**Challenge**
Please give the data below again in full, exactly as it stands.

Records
┌──
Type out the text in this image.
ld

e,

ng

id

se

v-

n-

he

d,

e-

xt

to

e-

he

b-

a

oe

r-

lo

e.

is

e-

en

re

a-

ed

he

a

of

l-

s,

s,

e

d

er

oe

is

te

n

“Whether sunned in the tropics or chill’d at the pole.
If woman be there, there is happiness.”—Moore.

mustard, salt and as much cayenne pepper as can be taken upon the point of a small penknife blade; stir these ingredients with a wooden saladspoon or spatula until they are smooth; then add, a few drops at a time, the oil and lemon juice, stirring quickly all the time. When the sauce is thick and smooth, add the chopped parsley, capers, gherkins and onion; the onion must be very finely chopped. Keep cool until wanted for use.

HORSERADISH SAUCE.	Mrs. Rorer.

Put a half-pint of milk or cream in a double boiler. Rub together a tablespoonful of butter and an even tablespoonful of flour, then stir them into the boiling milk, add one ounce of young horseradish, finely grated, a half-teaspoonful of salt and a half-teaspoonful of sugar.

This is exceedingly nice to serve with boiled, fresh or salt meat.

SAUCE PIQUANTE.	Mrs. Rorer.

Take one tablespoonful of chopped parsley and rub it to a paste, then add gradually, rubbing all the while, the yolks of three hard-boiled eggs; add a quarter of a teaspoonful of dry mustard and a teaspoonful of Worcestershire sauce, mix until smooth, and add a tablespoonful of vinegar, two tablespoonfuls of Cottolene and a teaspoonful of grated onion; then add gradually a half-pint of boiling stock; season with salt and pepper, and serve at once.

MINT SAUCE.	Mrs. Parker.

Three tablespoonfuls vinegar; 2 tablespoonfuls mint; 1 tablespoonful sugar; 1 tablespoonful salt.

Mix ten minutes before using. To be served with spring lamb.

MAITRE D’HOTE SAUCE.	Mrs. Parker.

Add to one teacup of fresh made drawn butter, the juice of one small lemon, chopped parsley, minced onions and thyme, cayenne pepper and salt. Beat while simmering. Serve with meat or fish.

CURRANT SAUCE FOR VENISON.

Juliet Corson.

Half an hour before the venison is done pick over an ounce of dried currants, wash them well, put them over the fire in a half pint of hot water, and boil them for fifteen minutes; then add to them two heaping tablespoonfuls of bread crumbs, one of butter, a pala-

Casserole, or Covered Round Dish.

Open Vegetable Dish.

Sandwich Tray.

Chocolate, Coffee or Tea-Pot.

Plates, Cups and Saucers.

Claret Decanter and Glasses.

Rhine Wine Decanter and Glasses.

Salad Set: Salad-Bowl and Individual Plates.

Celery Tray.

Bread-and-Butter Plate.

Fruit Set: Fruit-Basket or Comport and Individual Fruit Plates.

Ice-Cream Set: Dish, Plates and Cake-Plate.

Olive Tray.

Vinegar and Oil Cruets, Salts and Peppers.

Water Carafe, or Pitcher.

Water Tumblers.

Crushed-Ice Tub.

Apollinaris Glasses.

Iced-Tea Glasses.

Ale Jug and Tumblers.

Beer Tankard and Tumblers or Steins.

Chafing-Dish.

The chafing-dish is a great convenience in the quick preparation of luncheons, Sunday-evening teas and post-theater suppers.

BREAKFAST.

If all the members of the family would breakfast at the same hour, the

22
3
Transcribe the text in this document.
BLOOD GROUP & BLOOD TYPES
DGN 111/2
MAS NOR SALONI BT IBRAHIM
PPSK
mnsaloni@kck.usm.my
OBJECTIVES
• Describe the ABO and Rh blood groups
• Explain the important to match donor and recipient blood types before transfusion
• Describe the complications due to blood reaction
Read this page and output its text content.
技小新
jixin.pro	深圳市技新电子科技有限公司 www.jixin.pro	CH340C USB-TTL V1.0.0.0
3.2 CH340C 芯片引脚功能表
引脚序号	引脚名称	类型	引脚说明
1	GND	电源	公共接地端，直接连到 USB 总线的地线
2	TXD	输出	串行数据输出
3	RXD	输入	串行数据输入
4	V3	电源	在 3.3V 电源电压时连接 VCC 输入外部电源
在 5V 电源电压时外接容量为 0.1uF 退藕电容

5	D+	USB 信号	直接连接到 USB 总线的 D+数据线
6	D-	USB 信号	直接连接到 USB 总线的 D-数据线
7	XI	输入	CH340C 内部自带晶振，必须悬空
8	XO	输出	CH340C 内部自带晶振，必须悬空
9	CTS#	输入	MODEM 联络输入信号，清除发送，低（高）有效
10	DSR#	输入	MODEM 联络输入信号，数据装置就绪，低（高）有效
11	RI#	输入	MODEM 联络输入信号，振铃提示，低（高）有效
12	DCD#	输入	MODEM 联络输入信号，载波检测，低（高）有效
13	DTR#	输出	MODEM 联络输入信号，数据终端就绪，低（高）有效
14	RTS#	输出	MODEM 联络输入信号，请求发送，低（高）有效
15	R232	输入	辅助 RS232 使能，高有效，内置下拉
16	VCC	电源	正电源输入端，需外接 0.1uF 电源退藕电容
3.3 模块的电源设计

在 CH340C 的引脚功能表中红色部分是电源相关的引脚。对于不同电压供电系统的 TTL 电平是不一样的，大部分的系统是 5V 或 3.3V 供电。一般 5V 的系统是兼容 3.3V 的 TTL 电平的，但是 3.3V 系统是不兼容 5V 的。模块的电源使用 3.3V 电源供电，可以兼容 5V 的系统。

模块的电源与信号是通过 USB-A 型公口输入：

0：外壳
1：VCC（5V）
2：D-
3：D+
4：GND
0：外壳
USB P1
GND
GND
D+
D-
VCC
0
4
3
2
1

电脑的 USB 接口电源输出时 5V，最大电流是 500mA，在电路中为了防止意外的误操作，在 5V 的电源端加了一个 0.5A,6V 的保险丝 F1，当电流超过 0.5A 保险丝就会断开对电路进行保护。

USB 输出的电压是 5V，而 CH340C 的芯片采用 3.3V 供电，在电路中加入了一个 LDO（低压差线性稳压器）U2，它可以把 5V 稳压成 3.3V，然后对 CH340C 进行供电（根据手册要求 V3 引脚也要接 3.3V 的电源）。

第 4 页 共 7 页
└──
**Written answer**
Type out the text in this image.
ld

e,

ng

id

se

v-

n-

he

d,

e-

xt

to

e-

he

b-

a

oe

r-

lo

e.

is

e-

en

re

a-

ed

he

a

of

l-

s,

s,

e

d

er

oe

is

te

n

“Whether sunned in the tropics or chill’d at the pole.
If woman be there, there is happiness.”—Moore.

mustard, salt and as much cayenne pepper as can be taken upon the point of a small penknife blade; stir these ingredients with a wooden saladspoon or spatula until they are smooth; then add, a few drops at a time, the oil and lemon juice, stirring quickly all the time. When the sauce is thick and smooth, add the chopped parsley, capers, gherkins and onion; the onion must be very finely chopped. Keep cool until wanted for use.

HORSERADISH SAUCE.	Mrs. Rorer.

Put a half-pint of milk or cream in a double boiler. Rub together a tablespoonful of butter and an even tablespoonful of flour, then stir them into the boiling milk, add one ounce of young horseradish, finely grated, a half-teaspoonful of salt and a half-teaspoonful of sugar.

This is exceedingly nice to serve with boiled, fresh or salt meat.

SAUCE PIQUANTE.	Mrs. Rorer.

Take one tablespoonful of chopped parsley and rub it to a paste, then add gradually, rubbing all the while, the yolks of three hard-boiled eggs; add a quarter of a teaspoonful of dry mustard and a teaspoonful of Worcestershire sauce, mix until smooth, and add a tablespoonful of vinegar, two tablespoonfuls of Cottolene and a teaspoonful of grated onion; then add gradually a half-pint of boiling stock; season with salt and pepper, and serve at once.

MINT SAUCE.	Mrs. Parker.

Three tablespoonfuls vinegar; 2 tablespoonfuls mint; 1 tablespoonful sugar; 1 tablespoonful salt.

Mix ten minutes before using. To be served with spring lamb.

MAITRE D’HOTE SAUCE.	Mrs. Parker.

Add to one teacup of fresh made drawn butter, the juice of one small lemon, chopped parsley, minced onions and thyme, cayenne pepper and salt. Beat while simmering. Serve with meat or fish.

CURRANT SAUCE FOR VENISON.

Juliet Corson.

Half an hour before the venison is done pick over an ounce of dried currants, wash them well, put them over the fire in a half pint of hot water, and boil them for fifteen minutes; then add to them two heaping tablespoonfuls of bread crumbs, one of butter, a pala-

Casserole, or Covered Round Dish.

Open Vegetable Dish.

Sandwich Tray.

Chocolate, Coffee or Tea-Pot.

Plates, Cups and Saucers.

Claret Decanter and Glasses.

Rhine Wine Decanter and Glasses.

Salad Set: Salad-Bowl and Individual Plates.

Celery Tray.

Bread-and-Butter Plate.

Fruit Set: Fruit-Basket or Comport and Individual Fruit Plates.

Ice-Cream Set: Dish, Plates and Cake-Plate.

Olive Tray.

Vinegar and Oil Cruets, Salts and Peppers.

Water Carafe, or Pitcher.

Water Tumblers.

Crushed-Ice Tub.

Apollinaris Glasses.

Iced-Tea Glasses.

Ale Jug and Tumblers.

Beer Tankard and Tumblers or Steins.

Chafing-Dish.

The chafing-dish is a great convenience in the quick preparation of luncheons, Sunday-evening teas and post-theater suppers.

BREAKFAST.

If all the members of the family would breakfast at the same hour, the

22
3
Transcribe the text in this document.
BLOOD GROUP & BLOOD TYPES
DGN 111/2
MAS NOR SALONI BT IBRAHIM
PPSK
mnsaloni@kck.usm.my
OBJECTIVES
• Describe the ABO and Rh blood groups
• Explain the important to match donor and recipient blood types before transfusion
• Describe the complications due to blood reaction
Read this page and output its text content.
技小新
jixin.pro	深圳市技新电子科技有限公司 www.jixin.pro	CH340C USB-TTL V1.0.0.0
3.2 CH340C 芯片引脚功能表
引脚序号	引脚名称	类型	引脚说明
1	GND	电源	公共接地端，直接连到 USB 总线的地线
2	TXD	输出	串行数据输出
3	RXD	输入	串行数据输入
4	V3	电源	在 3.3V 电源电压时连接 VCC 输入外部电源
在 5V 电源电压时外接容量为 0.1uF 退藕电容

5	D+	USB 信号	直接连接到 USB 总线的 D+数据线
6	D-	USB 信号	直接连接到 USB 总线的 D-数据线
7	XI	输入	CH340C 内部自带晶振，必须悬空
8	XO	输出	CH340C 内部自带晶振，必须悬空
9	CTS#	输入	MODEM 联络输入信号，清除发送，低（高）有效
10	DSR#	输入	MODEM 联络输入信号，数据装置就绪，低（高）有效
11	RI#	输入	MODEM 联络输入信号，振铃提示，低（高）有效
12	DCD#	输入	MODEM 联络输入信号，载波检测，低（高）有效
13	DTR#	输出	MODEM 联络输入信号，数据终端就绪，低（高）有效
14	RTS#	输出	MODEM 联络输入信号，请求发送，低（高）有效
15	R232	输入	辅助 RS232 使能，高有效，内置下拉
16	VCC	电源	正电源输入端，需外接 0.1uF 电源退藕电容
3.3 模块的电源设计

在 CH340C 的引脚功能表中红色部分是电源相关的引脚。对于不同电压供电系统的 TTL 电平是不一样的，大部分的系统是 5V 或 3.3V 供电。一般 5V 的系统是兼容 3.3V 的 TTL 电平的，但是 3.3V 系统是不兼容 5V 的。模块的电源使用 3.3V 电源供电，可以兼容 5V 的系统。

模块的电源与信号是通过 USB-A 型公口输入：

0：外壳
1：VCC（5V）
2：D-
3：D+
4：GND
0：外壳
USB P1
GND
GND
D+
D-
VCC
0
4
3
2
1

电脑的 USB 接口电源输出时 5V，最大电流是 500mA，在电路中为了防止意外的误操作，在 5V 的电源端加了一个 0.5A,6V 的保险丝 F1，当电流超过 0.5A 保险丝就会断开对电路进行保护。

USB 输出的电压是 5V，而 CH340C 的芯片采用 3.3V 供电，在电路中加入了一个 LDO（低压差线性稳压器）U2，它可以把 5V 稳压成 3.3V，然后对 CH340C 进行供电（根据手册要求 V3 引脚也要接 3.3V 的电源）。

第 4 页 共 7 页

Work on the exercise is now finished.